WHAT IS REQUIRED
Below is a listing; copy all of it exactly.

══ SUPPLIED DATA ══

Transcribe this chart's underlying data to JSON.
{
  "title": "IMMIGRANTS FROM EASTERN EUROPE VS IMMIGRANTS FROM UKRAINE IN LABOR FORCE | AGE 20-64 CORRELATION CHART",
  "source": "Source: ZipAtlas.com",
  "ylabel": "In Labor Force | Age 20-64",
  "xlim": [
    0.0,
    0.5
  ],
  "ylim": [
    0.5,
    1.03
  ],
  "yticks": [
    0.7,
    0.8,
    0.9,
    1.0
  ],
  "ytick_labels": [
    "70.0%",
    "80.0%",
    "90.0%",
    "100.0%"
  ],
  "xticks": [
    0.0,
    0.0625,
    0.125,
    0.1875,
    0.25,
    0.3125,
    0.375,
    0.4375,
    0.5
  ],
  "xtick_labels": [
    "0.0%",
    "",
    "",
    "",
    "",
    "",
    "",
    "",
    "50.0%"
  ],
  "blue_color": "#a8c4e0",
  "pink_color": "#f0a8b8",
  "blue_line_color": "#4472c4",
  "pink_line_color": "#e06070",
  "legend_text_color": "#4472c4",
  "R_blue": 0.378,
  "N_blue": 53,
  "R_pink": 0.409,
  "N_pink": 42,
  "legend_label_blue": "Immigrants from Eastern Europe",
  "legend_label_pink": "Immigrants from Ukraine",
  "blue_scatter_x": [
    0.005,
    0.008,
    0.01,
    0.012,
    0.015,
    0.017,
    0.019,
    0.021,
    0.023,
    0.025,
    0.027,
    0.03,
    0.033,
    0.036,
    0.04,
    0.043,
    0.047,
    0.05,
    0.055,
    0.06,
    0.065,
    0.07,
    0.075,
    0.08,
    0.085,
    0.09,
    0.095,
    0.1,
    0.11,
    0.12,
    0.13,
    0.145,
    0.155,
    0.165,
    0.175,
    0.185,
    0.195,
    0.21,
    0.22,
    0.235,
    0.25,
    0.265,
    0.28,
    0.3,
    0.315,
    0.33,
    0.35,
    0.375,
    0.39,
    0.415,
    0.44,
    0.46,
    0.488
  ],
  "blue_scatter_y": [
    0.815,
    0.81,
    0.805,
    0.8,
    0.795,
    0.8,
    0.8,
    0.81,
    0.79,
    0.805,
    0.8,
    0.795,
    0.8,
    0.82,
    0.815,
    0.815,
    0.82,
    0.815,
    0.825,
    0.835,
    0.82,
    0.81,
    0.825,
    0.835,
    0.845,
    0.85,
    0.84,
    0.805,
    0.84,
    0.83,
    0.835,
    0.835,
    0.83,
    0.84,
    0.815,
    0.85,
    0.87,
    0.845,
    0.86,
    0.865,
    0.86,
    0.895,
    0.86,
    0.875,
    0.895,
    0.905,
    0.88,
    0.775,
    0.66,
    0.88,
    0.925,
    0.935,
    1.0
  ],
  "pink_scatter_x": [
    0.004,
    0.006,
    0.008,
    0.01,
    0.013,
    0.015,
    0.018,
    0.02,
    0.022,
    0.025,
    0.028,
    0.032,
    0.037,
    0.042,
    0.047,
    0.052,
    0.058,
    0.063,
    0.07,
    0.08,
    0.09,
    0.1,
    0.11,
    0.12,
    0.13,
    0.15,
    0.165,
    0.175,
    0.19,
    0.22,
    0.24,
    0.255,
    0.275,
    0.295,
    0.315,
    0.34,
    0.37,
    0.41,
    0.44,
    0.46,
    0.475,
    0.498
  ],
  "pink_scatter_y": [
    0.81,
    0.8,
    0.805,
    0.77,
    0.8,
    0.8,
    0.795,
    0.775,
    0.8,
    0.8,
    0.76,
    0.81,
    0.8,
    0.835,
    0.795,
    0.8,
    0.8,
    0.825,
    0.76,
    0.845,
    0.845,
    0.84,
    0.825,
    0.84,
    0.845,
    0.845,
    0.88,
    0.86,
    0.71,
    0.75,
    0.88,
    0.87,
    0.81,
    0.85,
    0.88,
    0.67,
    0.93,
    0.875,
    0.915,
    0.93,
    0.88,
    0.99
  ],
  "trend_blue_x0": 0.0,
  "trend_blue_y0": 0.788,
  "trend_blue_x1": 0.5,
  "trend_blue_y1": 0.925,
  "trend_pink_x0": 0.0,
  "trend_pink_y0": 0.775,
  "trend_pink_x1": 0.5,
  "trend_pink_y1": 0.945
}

═══

SOLVED PROBLEM
Transcribe this chart's underlying data to JSON.
{
  "title": "IMMIGRANTS FROM EASTERN EUROPE VS IMMIGRANTS FROM UKRAINE IN LABOR FORCE | AGE 20-64 CORRELATION CHART",
  "source": "Source: ZipAtlas.com",
  "ylabel": "In Labor Force | Age 20-64",
  "xlim": [
    0.0,
    0.5
  ],
  "ylim": [
    0.5,
    1.03
  ],
  "yticks": [
    0.7,
    0.8,
    0.9,
    1.0
  ],
  "ytick_labels": [
    "70.0%",
    "80.0%",
    "90.0%",
    "100.0%"
  ],
  "xticks": [
    0.0,
    0.0625,
    0.125,
    0.1875,
    0.25,
    0.3125,
    0.375,
    0.4375,
    0.5
  ],
  "xtick_labels": [
    "0.0%",
    "",
    "",
    "",
    "",
    "",
    "",
    "",
    "50.0%"
  ],
  "blue_color": "#a8c4e0",
  "pink_color": "#f0a8b8",
  "blue_line_color": "#4472c4",
  "pink_line_color": "#e06070",
  "legend_text_color": "#4472c4",
  "R_blue": 0.378,
  "N_blue": 53,
  "R_pink": 0.409,
  "N_pink": 42,
  "legend_label_blue": "Immigrants from Eastern Europe",
  "legend_label_pink": "Immigrants from Ukraine",
  "blue_scatter_x": [
    0.005,
    0.008,
    0.01,
    0.012,
    0.015,
    0.017,
    0.019,
    0.021,
    0.023,
    0.025,
    0.027,
    0.03,
    0.033,
    0.036,
    0.04,
    0.043,
    0.047,
    0.05,
    0.055,
    0.06,
    0.065,
    0.07,
    0.075,
    0.08,
    0.085,
    0.09,
    0.095,
    0.1,
    0.11,
    0.12,
    0.13,
    0.145,
    0.155,
    0.165,
    0.175,
    0.185,
    0.195,
    0.21,
    0.22,
    0.235,
    0.25,
    0.265,
    0.28,
    0.3,
    0.315,
    0.33,
    0.35,
    0.375,
    0.39,
    0.415,
    0.44,
    0.46,
    0.488
  ],
  "blue_scatter_y": [
    0.815,
    0.81,
    0.805,
    0.8,
    0.795,
    0.8,
    0.8,
    0.81,
    0.79,
    0.805,
    0.8,
    0.795,
    0.8,
    0.82,
    0.815,
    0.815,
    0.82,
    0.815,
    0.825,
    0.835,
    0.82,
    0.81,
    0.825,
    0.835,
    0.845,
    0.85,
    0.84,
    0.805,
    0.84,
    0.83,
    0.835,
    0.835,
    0.83,
    0.84,
    0.815,
    0.85,
    0.87,
    0.845,
    0.86,
    0.865,
    0.86,
    0.895,
    0.86,
    0.875,
    0.895,
    0.905,
    0.88,
    0.775,
    0.66,
    0.88,
    0.925,
    0.935,
    1.0
  ],
  "pink_scatter_x": [
    0.004,
    0.006,
    0.008,
    0.01,
    0.013,
    0.015,
    0.018,
    0.02,
    0.022,
    0.025,
    0.028,
    0.032,
    0.037,
    0.042,
    0.047,
    0.052,
    0.058,
    0.063,
    0.07,
    0.08,
    0.09,
    0.1,
    0.11,
    0.12,
    0.13,
    0.15,
    0.165,
    0.175,
    0.19,
    0.22,
    0.24,
    0.255,
    0.275,
    0.295,
    0.315,
    0.34,
    0.37,
    0.41,
    0.44,
    0.46,
    0.475,
    0.498
  ],
  "pink_scatter_y": [
    0.81,
    0.8,
    0.805,
    0.77,
    0.8,
    0.8,
    0.795,
    0.775,
    0.8,
    0.8,
    0.76,
    0.81,
    0.8,
    0.835,
    0.795,
    0.8,
    0.8,
    0.825,
    0.76,
    0.845,
    0.845,
    0.84,
    0.825,
    0.84,
    0.845,
    0.845,
    0.88,
    0.86,
    0.71,
    0.75,
    0.88,
    0.87,
    0.81,
    0.85,
    0.88,
    0.67,
    0.93,
    0.875,
    0.915,
    0.93,
    0.88,
    0.99
  ],
  "trend_blue_x0": 0.0,
  "trend_blue_y0": 0.788,
  "trend_blue_x1": 0.5,
  "trend_blue_y1": 0.925,
  "trend_pink_x0": 0.0,
  "trend_pink_y0": 0.775,
  "trend_pink_x1": 0.5,
  "trend_pink_y1": 0.945
}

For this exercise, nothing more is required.